▶ _Text_:
Illicit users of opiates generally seek to achieve a mental state of indifference in which problems and frustrations no longer feel bothersome. A person high on opiates is oblivious to the world and unlikely to bother anyone. Some users experience euphoria.

Classic unwanted actions from opiates are constipation, urinary difficulty, low blood pressure, and breathing trouble. MAOI drugs, described earlier, may interact dangerously with opiates. In contrast to such problems, a desirable drug interaction is that opiates may boost pain relief from aspirin. Originally the phrase “being hooked on a drug” referred to being so resonant with (that is, dependent on) an opiate that a withdrawal syndrome occurred if dosage stopped. Symptoms of opiate withdrawal are similar to those of influenza: sweats, goose bumps, muscle aches, cramps, runny nose, diarrhea, and sleep difficulties. Although conscienceless and irresponsible addicts may be particularly short-tempered and dangerous if undergoing withdrawal, for other persons the experience is miserable, but not horrible, and usually lasts only a few days. Traditionally those few days are the extent of withdrawal, but some authorities believe a subsequent stage of withdrawal occurs in which a person experiences aches, insomnia, and grouchiness for several months. Such symptoms, however, may simply be signs that the psychological buffer provided by opiate use is no longer available.

Drug addiction “maintenance” programs are designed to supply enough drug to hold off withdrawal but not enough to produce recreational sensations. Unless participants supplement the legal dosage with illicit supplies, such persons will not experience opiate effects enjoyed by addicts. Someone on a maintenance dose can adequately perform job duties and safely operate a motor vehicle.  Performance may not be as sharp as in a drug-free state, but performance is in the normal range.

Opiates have a wide range of effects on fetal behavior. If a pregnant woman uses opiates regularly the fetus soon adapts to the presence of the drug and seems to develop normally, although an infant can be born resonant with (that is, dependent on) the drug and undergo withdrawal. Intermittent use of opiates is more damaging to a fetus than regular use, with the changing drug environment causing extra stress as a fetus copes with one condition and then another. Opiates cause fetal metabolism to increase, diverting energy away from body development. Infants born to opiate users are commonly smaller than normal, and early slowness of brain development has been observed. Evidence exists that fetal exposure causes long-lasting problems in children, involving impulsiveness and inattention, but some researchers feel that home environment (often involving a single-parent opiate abuser with additional problems) is a better explanation for those difficulties.

▶ _Task item_:
Write the next part of the opiates text, picking up right after its final sentence.

▶ _Supplied data_:

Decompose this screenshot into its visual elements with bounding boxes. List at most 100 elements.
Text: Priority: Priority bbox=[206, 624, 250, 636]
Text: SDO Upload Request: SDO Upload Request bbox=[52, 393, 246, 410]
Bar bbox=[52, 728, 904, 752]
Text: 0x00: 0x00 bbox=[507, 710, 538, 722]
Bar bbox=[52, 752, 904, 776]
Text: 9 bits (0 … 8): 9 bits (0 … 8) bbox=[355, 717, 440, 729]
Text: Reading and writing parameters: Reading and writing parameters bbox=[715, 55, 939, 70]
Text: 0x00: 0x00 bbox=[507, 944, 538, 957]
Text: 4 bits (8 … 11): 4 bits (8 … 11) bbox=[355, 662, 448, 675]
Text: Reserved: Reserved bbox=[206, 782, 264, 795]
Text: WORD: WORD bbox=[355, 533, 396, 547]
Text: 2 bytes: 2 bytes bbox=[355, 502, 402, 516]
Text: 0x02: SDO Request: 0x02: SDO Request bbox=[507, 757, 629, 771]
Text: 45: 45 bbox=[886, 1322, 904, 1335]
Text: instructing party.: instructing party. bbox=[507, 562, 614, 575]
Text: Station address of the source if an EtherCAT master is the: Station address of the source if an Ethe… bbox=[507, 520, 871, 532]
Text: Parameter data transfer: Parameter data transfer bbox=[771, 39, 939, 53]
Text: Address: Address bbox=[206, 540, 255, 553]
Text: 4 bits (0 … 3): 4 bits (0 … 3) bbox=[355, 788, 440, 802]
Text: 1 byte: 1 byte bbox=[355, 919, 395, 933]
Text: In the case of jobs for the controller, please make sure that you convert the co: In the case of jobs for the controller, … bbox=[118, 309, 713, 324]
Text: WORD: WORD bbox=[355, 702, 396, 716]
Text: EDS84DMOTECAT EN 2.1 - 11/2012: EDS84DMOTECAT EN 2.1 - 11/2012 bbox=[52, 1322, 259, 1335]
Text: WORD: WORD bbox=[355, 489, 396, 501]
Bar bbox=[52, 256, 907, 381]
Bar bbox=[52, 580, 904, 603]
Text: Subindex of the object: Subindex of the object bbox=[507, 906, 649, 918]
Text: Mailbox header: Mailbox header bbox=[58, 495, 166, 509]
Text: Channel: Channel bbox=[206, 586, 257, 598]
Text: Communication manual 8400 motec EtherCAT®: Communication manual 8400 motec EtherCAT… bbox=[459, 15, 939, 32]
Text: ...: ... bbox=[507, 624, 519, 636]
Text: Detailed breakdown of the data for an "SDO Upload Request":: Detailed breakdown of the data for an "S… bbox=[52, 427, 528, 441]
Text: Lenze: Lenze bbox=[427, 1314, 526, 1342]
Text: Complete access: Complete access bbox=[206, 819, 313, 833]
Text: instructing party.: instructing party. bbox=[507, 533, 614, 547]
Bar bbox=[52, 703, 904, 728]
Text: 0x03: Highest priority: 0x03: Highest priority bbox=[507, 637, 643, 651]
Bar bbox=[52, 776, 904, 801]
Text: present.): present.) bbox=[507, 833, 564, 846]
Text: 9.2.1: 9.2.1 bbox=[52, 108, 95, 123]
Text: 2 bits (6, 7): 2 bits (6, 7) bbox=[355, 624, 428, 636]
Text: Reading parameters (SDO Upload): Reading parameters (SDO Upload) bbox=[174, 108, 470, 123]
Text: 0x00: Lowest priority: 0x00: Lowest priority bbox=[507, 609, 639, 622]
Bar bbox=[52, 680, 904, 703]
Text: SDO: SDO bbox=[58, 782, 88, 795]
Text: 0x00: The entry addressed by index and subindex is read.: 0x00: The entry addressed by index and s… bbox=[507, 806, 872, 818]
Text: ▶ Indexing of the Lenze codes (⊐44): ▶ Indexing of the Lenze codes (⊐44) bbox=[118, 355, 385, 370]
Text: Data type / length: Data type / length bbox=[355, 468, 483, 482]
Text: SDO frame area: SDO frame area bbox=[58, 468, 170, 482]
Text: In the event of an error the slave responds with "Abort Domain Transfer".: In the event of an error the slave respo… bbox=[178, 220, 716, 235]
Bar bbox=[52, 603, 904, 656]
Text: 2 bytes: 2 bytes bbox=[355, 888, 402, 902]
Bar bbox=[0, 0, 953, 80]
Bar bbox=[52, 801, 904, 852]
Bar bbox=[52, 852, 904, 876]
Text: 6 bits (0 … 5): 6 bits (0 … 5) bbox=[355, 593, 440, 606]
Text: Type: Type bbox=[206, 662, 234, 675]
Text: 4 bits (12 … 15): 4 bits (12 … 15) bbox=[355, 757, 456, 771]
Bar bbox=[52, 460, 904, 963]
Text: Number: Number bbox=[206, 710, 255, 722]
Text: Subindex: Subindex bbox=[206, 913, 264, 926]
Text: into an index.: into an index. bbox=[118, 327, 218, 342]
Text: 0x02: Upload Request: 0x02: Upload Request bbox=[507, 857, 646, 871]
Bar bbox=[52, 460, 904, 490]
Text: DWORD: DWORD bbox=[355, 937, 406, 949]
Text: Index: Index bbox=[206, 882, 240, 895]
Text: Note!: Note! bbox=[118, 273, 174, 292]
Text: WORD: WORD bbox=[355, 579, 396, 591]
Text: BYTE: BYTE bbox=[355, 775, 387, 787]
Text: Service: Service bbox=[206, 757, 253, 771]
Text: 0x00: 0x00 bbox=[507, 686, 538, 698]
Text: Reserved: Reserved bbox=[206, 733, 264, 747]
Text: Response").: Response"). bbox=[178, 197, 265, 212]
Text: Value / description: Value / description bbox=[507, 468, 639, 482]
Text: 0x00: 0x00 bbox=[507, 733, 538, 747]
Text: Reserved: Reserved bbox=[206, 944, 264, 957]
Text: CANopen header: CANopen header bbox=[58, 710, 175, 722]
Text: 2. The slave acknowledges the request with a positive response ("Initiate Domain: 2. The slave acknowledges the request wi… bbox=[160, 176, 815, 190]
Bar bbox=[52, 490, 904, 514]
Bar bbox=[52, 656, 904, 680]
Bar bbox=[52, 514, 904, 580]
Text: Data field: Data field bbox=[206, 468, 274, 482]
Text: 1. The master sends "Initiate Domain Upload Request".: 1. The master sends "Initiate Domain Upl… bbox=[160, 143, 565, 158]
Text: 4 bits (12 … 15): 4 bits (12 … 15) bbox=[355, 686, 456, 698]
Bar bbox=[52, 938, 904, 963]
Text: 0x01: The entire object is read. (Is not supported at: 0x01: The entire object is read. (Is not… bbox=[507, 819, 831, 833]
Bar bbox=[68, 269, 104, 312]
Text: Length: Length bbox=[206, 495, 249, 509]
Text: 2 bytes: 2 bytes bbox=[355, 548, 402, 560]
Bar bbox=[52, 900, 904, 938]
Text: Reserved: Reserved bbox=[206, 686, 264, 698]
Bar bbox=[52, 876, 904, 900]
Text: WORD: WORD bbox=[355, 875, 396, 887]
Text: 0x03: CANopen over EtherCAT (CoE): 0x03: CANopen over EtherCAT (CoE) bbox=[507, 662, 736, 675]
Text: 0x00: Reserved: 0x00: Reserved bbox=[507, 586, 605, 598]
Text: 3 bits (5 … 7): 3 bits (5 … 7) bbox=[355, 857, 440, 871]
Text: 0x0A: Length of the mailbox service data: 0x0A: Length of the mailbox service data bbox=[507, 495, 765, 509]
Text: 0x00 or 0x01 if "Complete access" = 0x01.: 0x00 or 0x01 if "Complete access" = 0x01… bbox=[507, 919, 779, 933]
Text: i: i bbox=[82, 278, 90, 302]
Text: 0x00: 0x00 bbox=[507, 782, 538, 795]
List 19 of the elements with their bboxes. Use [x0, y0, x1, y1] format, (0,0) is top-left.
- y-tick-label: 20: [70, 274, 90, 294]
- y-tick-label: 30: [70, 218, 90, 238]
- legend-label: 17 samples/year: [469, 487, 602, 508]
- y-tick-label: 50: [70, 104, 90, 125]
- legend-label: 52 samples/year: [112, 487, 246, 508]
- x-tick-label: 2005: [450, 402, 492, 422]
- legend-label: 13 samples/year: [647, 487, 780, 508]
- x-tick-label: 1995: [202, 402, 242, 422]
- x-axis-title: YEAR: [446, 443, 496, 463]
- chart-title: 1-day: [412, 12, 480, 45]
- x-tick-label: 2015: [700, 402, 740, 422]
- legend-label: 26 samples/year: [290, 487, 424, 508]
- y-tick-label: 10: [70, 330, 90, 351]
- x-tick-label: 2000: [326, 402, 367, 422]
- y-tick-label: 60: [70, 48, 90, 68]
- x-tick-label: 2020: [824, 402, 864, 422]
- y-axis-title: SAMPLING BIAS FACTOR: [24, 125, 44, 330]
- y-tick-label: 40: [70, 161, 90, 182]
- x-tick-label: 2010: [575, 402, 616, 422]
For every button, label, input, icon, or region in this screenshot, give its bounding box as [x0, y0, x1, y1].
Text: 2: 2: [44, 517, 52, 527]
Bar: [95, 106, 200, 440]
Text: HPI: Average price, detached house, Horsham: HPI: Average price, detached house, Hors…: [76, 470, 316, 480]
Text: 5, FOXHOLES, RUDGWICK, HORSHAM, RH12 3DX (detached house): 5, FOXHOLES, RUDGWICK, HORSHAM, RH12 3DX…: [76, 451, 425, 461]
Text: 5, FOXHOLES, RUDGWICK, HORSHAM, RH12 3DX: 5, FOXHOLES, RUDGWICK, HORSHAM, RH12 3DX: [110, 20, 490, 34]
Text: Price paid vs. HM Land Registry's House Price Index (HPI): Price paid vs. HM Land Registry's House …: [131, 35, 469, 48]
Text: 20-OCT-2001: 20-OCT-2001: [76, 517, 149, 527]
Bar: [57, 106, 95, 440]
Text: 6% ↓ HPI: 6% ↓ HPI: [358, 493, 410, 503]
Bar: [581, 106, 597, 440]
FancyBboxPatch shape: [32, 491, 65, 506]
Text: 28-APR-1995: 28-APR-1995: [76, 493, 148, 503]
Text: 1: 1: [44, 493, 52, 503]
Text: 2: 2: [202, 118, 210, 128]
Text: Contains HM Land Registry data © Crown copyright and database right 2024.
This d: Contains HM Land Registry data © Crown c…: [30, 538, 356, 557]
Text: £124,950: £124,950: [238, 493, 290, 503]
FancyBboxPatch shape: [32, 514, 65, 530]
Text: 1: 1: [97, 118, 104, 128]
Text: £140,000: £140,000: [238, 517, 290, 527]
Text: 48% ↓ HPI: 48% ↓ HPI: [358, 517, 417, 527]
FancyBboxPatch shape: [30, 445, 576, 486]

▶ _Written response_:
Specific opiate class depressants: buprenorphine, codeine, dihydrocodeine, etorphine, heroin, hydrocodone, hydromorphone, morphine, nalbuphine, opium, oxycodone, pholcodine, and thebaine.

Opioid Class

Opioids are often called opiates, which is satisfactory for practical purposes because the two classes of drugs basically produce the same effects in the same way. A technical difference exists between the two classes, however. If the history of a product were traced backward through its manufacturing processes, opiates generally would begin with the opium plant, but opioids would generally begin in a laboratory. Despite this technical distinction, the terms opiates and opioids are often used synonymously. Some of these substances are called “semisynthetic” and are referred to as “opiate/opioid.”
Some opiates, such as morphine, can even be manufactured wholly in a laboratory without starting from the natural product opium; thus the same chemical can be either an opiate or an opioid.

Specific opioid class depressants: butorphanol, dextromethorphan, dextromoramide, dextrorphan, diphenoxylate, dipipanone, fentanyl, ketobemidone, LAAM, levorphanol, meperidine, methadone, oxymorphone, phenoperidine, piritramide, propoxyphene, remifentanil, and trimeperidine.